» Exercise requirements
Isolate every line in the records below with "book" in it.
── Given data
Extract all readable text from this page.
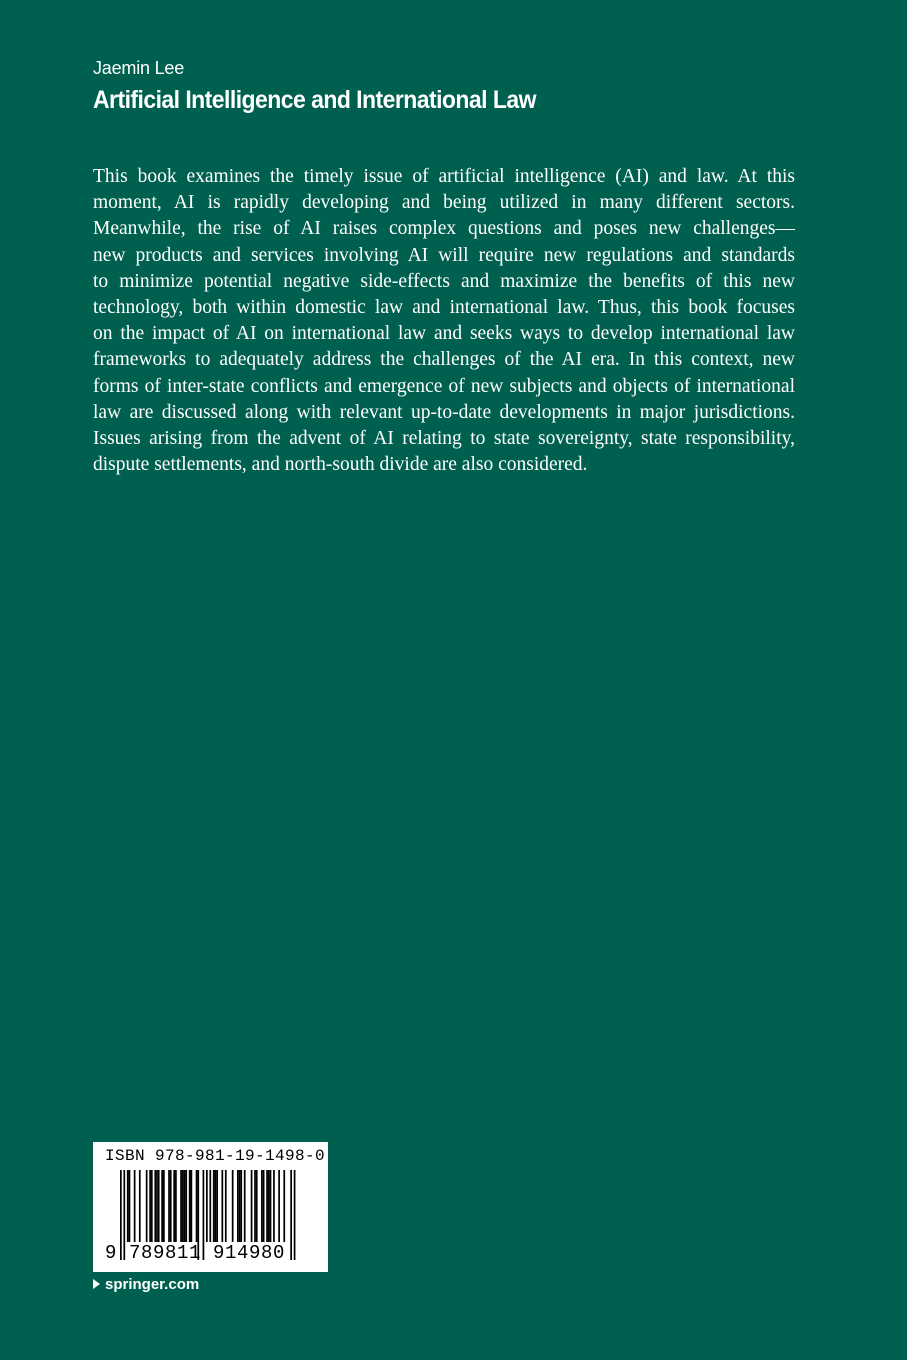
Jaemin Lee
Artificial Intelligence and International Law
This book examines the timely issue of artificial intelligence (AI) and law. At this
moment, AI is rapidly developing and being utilized in many different sectors.
Meanwhile, the rise of AI raises complex questions and poses new challenges—
new products and services involving AI will require new regulations and standards
to minimize potential negative side-effects and maximize the benefits of this new
technology, both within domestic law and international law. Thus, this book focuses
on the impact of AI on international law and seeks ways to develop international law
frameworks to adequately address the challenges of the AI era. In this context, new
forms of inter-state conflicts and emergence of new subjects and objects of international
law are discussed along with relevant up-to-date developments in major jurisdictions.
Issues arising from the advent of AI relating to state sovereignty, state responsibility,
dispute settlements, and north-south divide are also considered.
ISBN 978-981-19-1498-0
9 789811 914980
springer.com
────
» Task output
This book examines the timely issue of artificial intelligence (AI) and law. At this
technology, both within domestic law and international law. Thus, this book focuses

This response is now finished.